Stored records
--- begin ---

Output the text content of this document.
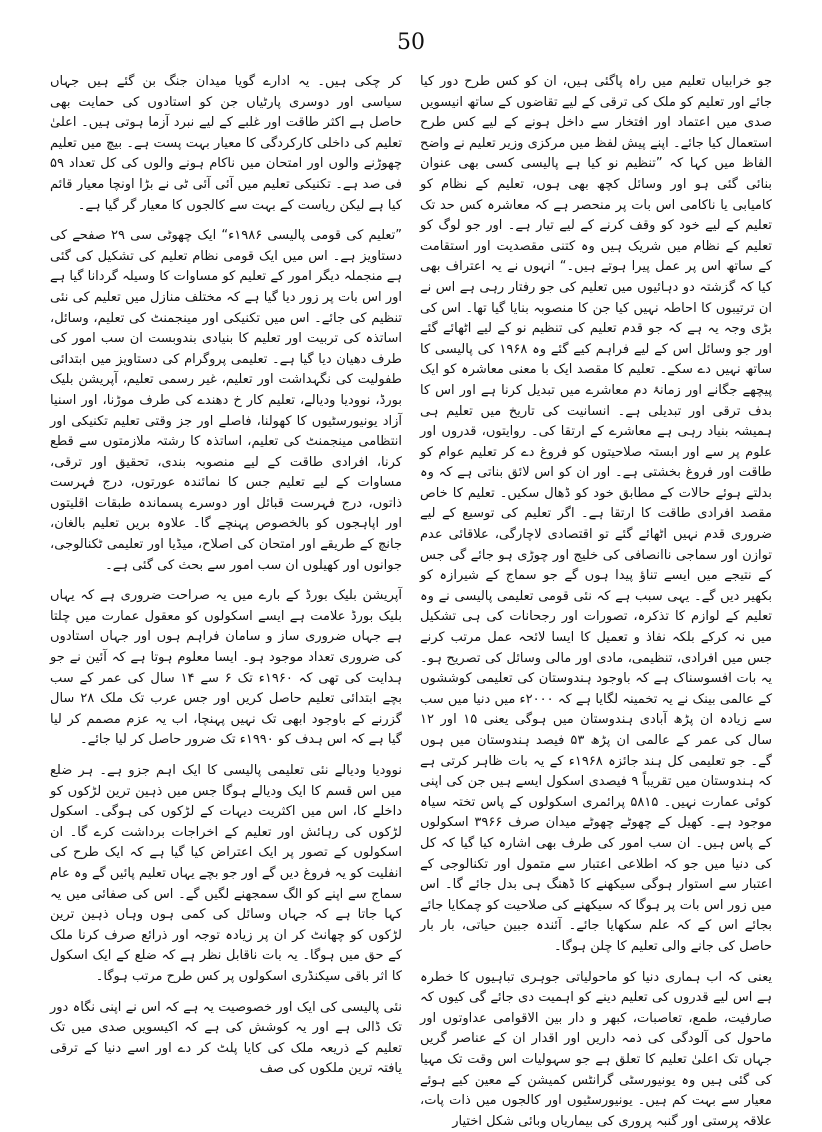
50

جو خرابیاں تعلیم میں راہ پاگئی ہیں، ان کو کس طرح دور کیا جائے اور تعلیم کو ملک کی ترقی کے لیے تقاضوں کے ساتھ انیسویں صدی میں اعتماد اور افتخار سے داخل ہونے کے لیے کس طرح استعمال کیا جائے۔ اپنے پیش لفظ میں مرکزی وزیر تعلیم نے واضح الفاظ میں کہا کہ ”تنظیم نو کیا ہے پالیسی کسی بھی عنوان بنائی گئی ہو اور وسائل کچھ بھی ہوں، تعلیم کے نظام کو کامیابی یا ناکامی اس بات پر منحصر ہے کہ معاشرہ کس حد تک تعلیم کے لیے خود کو وقف کرنے کے لیے تیار ہے۔ اور جو لوگ کو تعلیم کے نظام میں شریک ہیں وہ کتنی مقصدیت اور استقامت کے ساتھ اس پر عمل پیرا ہوتے ہیں۔“ انہوں نے یہ اعتراف بھی کیا کہ گزشتہ دو دہائیوں میں تعلیم کی جو رفتار رہی ہے اس نے ان ترتیبوں کا احاطہ نہیں کیا جن کا منصوبہ بنایا گیا تھا۔ اس کی بڑی وجہ یہ ہے کہ جو قدم تعلیم کی تنظیم نو کے لیے اٹھائے گئے اور جو وسائل اس کے لیے فراہم کیے گئے وہ ۱۹۶۸ کی پالیسی کا ساتھ نہیں دے سکے۔ تعلیم کا مقصد ایک با معنی معاشرہ کو ایک پیچھے جگانے اور زمانۂ دم معاشرے میں تبدیل کرنا ہے اور اس کا بدف ترقی اور تبدیلی ہے۔ انسانیت کی تاریخ میں تعلیم ہی ہمیشہ بنیاد رہی ہے معاشرے کے ارتقا کی۔ روایتوں، قدروں اور علوم پر سے اور ابستہ صلاحیتوں کو فروغ دے کر تعلیم عوام کو طاقت اور فروغ بخشتی ہے۔ اور ان کو اس لائق بناتی ہے کہ وہ بدلتے ہوئے حالات کے مطابق خود کو ڈھال سکیں۔ تعلیم کا خاص مقصد افرادی طاقت کا ارتقا ہے۔ اگر تعلیم کی توسیع کے لیے ضروری قدم نہیں اٹھائے گئے تو اقتصادی لاچارگی، علاقائی عدم توازن اور سماجی ناانصافی کی خلیج اور چوڑی ہو جائے گی جس کے نتیجے میں ایسے تناؤ پیدا ہوں گے جو سماج کے شیرازہ کو بکھیر دیں گے۔ یہی سبب ہے کہ نئی قومی تعلیمی پالیسی نے وہ تعلیم کے لوازم کا تذکرہ، تصورات اور رجحانات کی ہی تشکیل میں نہ کرکے بلکہ نفاذ و تعمیل کا ایسا لائحہ عمل مرتب کرنے جس میں افرادی، تنظیمی، مادی اور مالی وسائل کی تصریح ہو۔ یہ بات افسوسناک ہے کہ باوجود ہندوستان کی تعلیمی کوششوں کے عالمی بینک نے یہ تخمینہ لگایا ہے کہ ۲۰۰۰ء میں دنیا میں سب سے زیادہ ان پڑھ آبادی ہندوستان میں ہوگی یعنی ۱۵ اور ۱۲ سال کی عمر کے عالمی ان پڑھ ۵۳ فیصد ہندوستان میں ہوں گے۔ جو تعلیمی کل ہند جائزہ ۱۹۶۸ء کے یہ بات ظاہر کرتی ہے کہ ہندوستان میں تقریباً ۹ فیصدی اسکول ایسے ہیں جن کی اپنی کوئی عمارت نہیں۔ ۵۸۱۵ پرائمری اسکولوں کے پاس تختہ سیاہ موجود ہے۔ کھیل کے چھوٹے چھوٹے میدان صرف ۳۹۶۶ اسکولوں کے پاس ہیں۔ ان سب امور کی طرف بھی اشارہ کیا گیا کہ کل کی دنیا میں جو کہ اطلاعی اعتبار سے متمول اور تکنالوجی کے اعتبار سے استوار ہوگی سیکھنے کا ڈھنگ ہی بدل جائے گا۔ اس میں زور اس بات پر ہوگا کہ سیکھنے کی صلاحیت کو چمکایا جائے بجائے اس کے کہ علم سکھایا جائے۔ آئندہ جبین حیاتی، بار بار حاصل کی جانے والی تعلیم کا چلن ہوگا۔

یعنی کہ اب ہماری دنیا کو ماحولیاتی جوہری تباہیوں کا خطرہ ہے اس لیے قدروں کی تعلیم دینے کو اہمیت دی جائے گی کیوں کہ صارفیت، طمع، تعاصبات، کبھر و دار بین الاقوامی عداوتوں اور ماحول کی آلودگی کی ذمہ داریں اور اقدار ان کے عناصر گریں جہاں تک اعلیٰ تعلیم کا تعلق ہے جو سہولیات اس وقت تک مہیا کی گئی ہیں وہ یونیورسٹی گرانٹس کمیشن کے معین کیے ہوئے معیار سے بہت کم ہیں۔ یونیورسٹیوں اور کالجوں میں ذات پات، علاقہ پرستی اور گنبہ پروری کی بیماریاں وبائی شکل اختیار

کر چکی ہیں۔ یہ ادارے گویا میدان جنگ بن گئے ہیں جہاں سیاسی اور دوسری پارٹیاں جن کو استادوں کی حمایت بھی حاصل ہے اکثر طاقت اور غلبے کے لیے نبرد آزما ہوتی ہیں۔ اعلیٰ تعلیم کی داخلی کارکردگی کا معیار بہت پست ہے۔ بیچ میں تعلیم چھوڑنے والوں اور امتحان میں ناکام ہونے والوں کی کل تعداد ۵۹ فی صد ہے۔ تکنیکی تعلیم میں آئی آئی ٹی نے بڑا اونچا معیار قائم کیا ہے لیکن ریاست کے بہت سے کالجوں کا معیار گر گیا ہے۔

”تعلیم کی قومی پالیسی ۱۹۸۶ء“ ایک چھوٹی سی ۲۹ صفحے کی دستاویز ہے۔ اس میں ایک قومی نظام تعلیم کی تشکیل کی گئی ہے منجملہ دیگر امور کے تعلیم کو مساوات کا وسیلہ گردانا گیا ہے اور اس بات پر زور دیا گیا ہے کہ مختلف منازل میں تعلیم کی نئی تنظیم کی جائے۔ اس میں تکنیکی اور مینجمنٹ کی تعلیم، وسائل، اساتذہ کی تربیت اور تعلیم کا بنیادی بندوبست ان سب امور کی طرف دھیان دیا گیا ہے۔ تعلیمی پروگرام کی دستاویز میں ابتدائی طفولیت کی نگہداشت اور تعلیم، غیر رسمی تعلیم، آپریشن بلیک بورڈ، نوودیا ودیالے، تعلیم کار خ دھندے کی طرف موڑنا، اور اسنیا آزاد یونیورسٹیوں کا کھولنا، فاصلے اور جز وقتی تعلیم تکنیکی اور انتظامی مینجمنٹ کی تعلیم، اساتذہ کا رشتہ ملازمتوں سے قطع کرنا، افرادی طاقت کے لیے منصوبہ بندی، تحقیق اور ترقی، مساوات کے لیے تعلیم جس کا نمائندہ عورتوں، درج فہرست ذاتوں، درج فہرست قبائل اور دوسرے پسماندہ طبقات اقلیتوں اور اپاہجوں کو بالخصوص پہنچے گا۔ علاوہ بریں تعلیم بالغان، جانچ کے طریقے اور امتحان کی اصلاح، میڈیا اور تعلیمی ٹکنالوجی، جوانوں اور کھیلوں ان سب امور سے بحث کی گئی ہے۔

آپریشن بلیک بورڈ کے بارے میں یہ صراحت ضروری ہے کہ یہاں بلیک بورڈ علامت ہے ایسے اسکولوں کو معقول عمارت میں چلتا ہے جہاں ضروری ساز و سامان فراہم ہوں اور جہاں استادوں کی ضروری تعداد موجود ہو۔ ایسا معلوم ہوتا ہے کہ آئین نے جو ہدایت کی تھی کہ ۱۹۶۰ء تک ۶ سے ۱۴ سال کی عمر کے سب بچے ابتدائی تعلیم حاصل کریں اور جس عرب تک ملک ۲۸ سال گزرنے کے باوجود ابھی تک نہیں پہنچا، اب یہ عزم مصمم کر لیا گیا ہے کہ اس ہدف کو ۱۹۹۰ء تک ضرور حاصل کر لیا جائے۔

نوودیا ودیالے نئی تعلیمی پالیسی کا ایک اہم جزو ہے۔ ہر ضلع میں اس قسم کا ایک ودیالے ہوگا جس میں ذہین ترین لڑکوں کو داخلے کا، اس میں اکثریت دیہات کے لڑکوں کی ہوگی۔ اسکول لڑکوں کی رہائش اور تعلیم کے اخراجات برداشت کرے گا۔ ان اسکولوں کے تصور پر ایک اعتراض کیا گیا ہے کہ ایک طرح کی انفلیت کو یہ فروغ دیں گے اور جو بچے یہاں تعلیم پائیں گے وہ عام سماج سے اپنے کو الگ سمجھنے لگیں گے۔ اس کی صفائی میں یہ کہا جاتا ہے کہ جہاں وسائل کی کمی ہوں وہاں ذہین ترین لڑکوں کو چھانٹ کر ان پر زیادہ توجہ اور ذرائع صرف کرنا ملک کے حق میں ہوگا۔ یہ بات ناقابل نظر ہے کہ ضلع کے ایک اسکول کا اثر باقی سیکنڈری اسکولوں پر کس طرح مرتب ہوگا۔

نئی پالیسی کی ایک اور خصوصیت یہ ہے کہ اس نے اپنی نگاہ دور تک ڈالی ہے اور یہ کوشش کی ہے کہ اکیسویں صدی میں تک تعلیم کے ذریعہ ملک کی کایا پلٹ کر دے اور اسے دنیا کے ترقی یافتہ ترین ملکوں کی صف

--- end ---

## [Stated exercise]
Pick out every line holding the string "تعداد" and return it.

## [Task solution]
کر چکی ہیں۔ یہ ادارے گویا میدان جنگ بن گئے ہیں جہاں سیاسی اور دوسری پارٹیاں جن کو استادوں کی حمایت بھی حاصل ہے اکثر طاقت اور غلبے کے لیے نبرد آزما ہوتی ہیں۔ اعلیٰ تعلیم کی داخلی کارکردگی کا معیار بہت پست ہے۔ بیچ میں تعلیم چھوڑنے والوں اور امتحان میں ناکام ہونے والوں کی کل تعداد ۵۹ فی صد ہے۔ تکنیکی تعلیم میں آئی آئی ٹی نے بڑا اونچا معیار قائم کیا ہے لیکن ریاست کے بہت سے کالجوں کا معیار گر گیا ہے۔
آپریشن بلیک بورڈ کے بارے میں یہ صراحت ضروری ہے کہ یہاں بلیک بورڈ علامت ہے ایسے اسکولوں کو معقول عمارت میں چلتا ہے جہاں ضروری ساز و سامان فراہم ہوں اور جہاں استادوں کی ضروری تعداد موجود ہو۔ ایسا معلوم ہوتا ہے کہ آئین نے جو ہدایت کی تھی کہ ۱۹۶۰ء تک ۶ سے ۱۴ سال کی عمر کے سب بچے ابتدائی تعلیم حاصل کریں اور جس عرب تک ملک ۲۸ سال گزرنے کے باوجود ابھی تک نہیں پہنچا، اب یہ عزم مصمم کر لیا گیا ہے کہ اس ہدف کو ۱۹۹۰ء تک ضرور حاصل کر لیا جائے۔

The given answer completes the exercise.